**Trecho do documento**.

╔══

Comentários Prof.Fernando* (4ºpós-Pentec=12ºtempo
“Comum”)
– 21 de
junho de 2015
Nós , mercadejando pelo mar
Os que vão em navios comerciar nas
grandes águas,
(abalados por grandes ondas, corações
cheios de pavor)
gritaram na aflição e ele os libertou
da angústia (do salmo107)
Correção: Domingo
passado,
em vez de “2º/10º” leia-se “3ºpós-Pentecostes
ou 11º Comum”.
Uma voz no meio da Tempestade
·
O livro de Jó é, como num teatro é um drama excepcional, capaz de superar a
genialidade de um Shakespeare ou grandes autores da dramaturgia, ao tratar do mistério
do mal e do sofrimento do inocente na perspectiva bíblica. Na leitura de hoje (cap38)

╚══

**Tarefa curta A**. No comentário sobre o livro de Jó, a genialidade de qual dramaturgo esse livro seria capaz de superar?
**Tarefa curta B**. Escreva a continuação do comentário sobre o livro de Jó, começando logo depois das últimas palavras do trecho.
Os itens não têm nenhuma relação com o trecho do documento.

**Linhas de dados**.
╔══

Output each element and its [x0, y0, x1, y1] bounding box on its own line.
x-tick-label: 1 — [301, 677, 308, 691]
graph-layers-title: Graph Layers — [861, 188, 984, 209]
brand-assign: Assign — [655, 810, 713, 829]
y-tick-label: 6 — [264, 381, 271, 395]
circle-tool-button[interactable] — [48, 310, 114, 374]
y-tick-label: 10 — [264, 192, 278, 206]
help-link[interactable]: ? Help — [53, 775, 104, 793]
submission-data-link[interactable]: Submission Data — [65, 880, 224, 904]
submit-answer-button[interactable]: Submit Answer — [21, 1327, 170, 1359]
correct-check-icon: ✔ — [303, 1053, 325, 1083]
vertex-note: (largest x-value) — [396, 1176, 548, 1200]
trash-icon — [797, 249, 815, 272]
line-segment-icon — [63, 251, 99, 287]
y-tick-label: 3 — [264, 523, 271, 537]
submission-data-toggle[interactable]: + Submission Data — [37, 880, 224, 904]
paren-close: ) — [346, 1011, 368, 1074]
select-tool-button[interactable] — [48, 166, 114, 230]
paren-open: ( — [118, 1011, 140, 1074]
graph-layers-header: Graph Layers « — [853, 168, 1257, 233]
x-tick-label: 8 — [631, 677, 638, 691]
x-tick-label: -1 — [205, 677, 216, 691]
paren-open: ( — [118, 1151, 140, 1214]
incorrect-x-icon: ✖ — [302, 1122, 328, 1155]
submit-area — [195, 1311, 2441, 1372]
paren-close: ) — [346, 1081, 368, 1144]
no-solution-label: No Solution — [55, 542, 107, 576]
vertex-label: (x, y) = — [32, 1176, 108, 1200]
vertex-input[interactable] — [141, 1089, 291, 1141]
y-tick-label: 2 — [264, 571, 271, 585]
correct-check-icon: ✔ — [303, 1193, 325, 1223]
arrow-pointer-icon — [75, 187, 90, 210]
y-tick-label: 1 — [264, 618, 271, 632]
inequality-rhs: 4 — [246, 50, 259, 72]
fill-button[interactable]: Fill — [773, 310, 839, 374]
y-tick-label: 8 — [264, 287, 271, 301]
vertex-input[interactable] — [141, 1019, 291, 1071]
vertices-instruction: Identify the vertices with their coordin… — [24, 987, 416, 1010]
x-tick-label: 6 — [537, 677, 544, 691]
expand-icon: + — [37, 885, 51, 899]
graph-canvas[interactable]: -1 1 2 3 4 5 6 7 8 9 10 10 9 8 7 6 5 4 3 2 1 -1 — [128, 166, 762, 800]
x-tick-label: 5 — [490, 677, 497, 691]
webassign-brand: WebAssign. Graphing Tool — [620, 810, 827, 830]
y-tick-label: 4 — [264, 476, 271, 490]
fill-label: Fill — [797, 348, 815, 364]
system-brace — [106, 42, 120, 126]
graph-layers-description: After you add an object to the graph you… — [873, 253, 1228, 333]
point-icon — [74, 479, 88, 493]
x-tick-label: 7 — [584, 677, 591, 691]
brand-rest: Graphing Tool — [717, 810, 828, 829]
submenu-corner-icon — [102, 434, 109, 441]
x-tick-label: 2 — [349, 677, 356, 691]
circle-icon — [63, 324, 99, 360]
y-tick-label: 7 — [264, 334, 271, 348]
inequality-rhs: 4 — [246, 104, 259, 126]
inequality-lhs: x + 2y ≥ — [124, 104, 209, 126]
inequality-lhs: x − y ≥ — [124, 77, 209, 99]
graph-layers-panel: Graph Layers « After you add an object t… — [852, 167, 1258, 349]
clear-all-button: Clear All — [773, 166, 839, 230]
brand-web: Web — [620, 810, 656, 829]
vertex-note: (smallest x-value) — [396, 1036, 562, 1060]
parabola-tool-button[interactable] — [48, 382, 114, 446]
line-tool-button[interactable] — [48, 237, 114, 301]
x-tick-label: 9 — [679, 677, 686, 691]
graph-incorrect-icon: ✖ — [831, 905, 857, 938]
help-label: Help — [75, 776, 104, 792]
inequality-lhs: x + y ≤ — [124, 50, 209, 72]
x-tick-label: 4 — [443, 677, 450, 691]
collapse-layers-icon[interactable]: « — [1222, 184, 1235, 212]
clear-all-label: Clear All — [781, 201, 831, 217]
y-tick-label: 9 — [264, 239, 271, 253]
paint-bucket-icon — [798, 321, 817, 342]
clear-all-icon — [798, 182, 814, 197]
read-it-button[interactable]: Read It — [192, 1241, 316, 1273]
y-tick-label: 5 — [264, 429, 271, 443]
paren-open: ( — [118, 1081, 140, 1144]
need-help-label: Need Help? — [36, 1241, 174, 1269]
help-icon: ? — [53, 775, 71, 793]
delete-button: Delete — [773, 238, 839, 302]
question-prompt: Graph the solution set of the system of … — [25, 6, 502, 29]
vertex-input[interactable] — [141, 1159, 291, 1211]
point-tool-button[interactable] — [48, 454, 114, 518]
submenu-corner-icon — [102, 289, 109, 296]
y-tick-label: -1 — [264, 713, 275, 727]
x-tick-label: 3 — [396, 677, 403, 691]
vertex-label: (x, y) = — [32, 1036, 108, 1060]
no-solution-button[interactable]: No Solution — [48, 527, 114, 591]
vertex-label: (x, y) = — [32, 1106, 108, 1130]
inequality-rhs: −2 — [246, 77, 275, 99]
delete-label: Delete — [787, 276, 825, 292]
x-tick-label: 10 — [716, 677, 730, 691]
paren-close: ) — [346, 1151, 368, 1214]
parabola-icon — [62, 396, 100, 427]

╚══

**Resposta da tarefa A**. A genialidade de Shakespeare.

**Resposta da tarefa B**.
o angustiado personagem de Jó reconhece que a humana inteligência não pode
compreender tudo, e que, mesmo sem entender os males da vida, é possível crer
que Deus é maior do que tudo (maior também que as forças cegas da natureza –
que, no mundo antigo, era vista em geral como povoada de deuses). Jó será
elogiado (ao final, cf.40,7) pelo próprio interlocutor divino, ao repreender os
“amigos” de Jó: disse a Elifaz: estou
irritado contra ti e contra teus amigos, porque não falaste corretamente de
mim, como Jó, meu servidor.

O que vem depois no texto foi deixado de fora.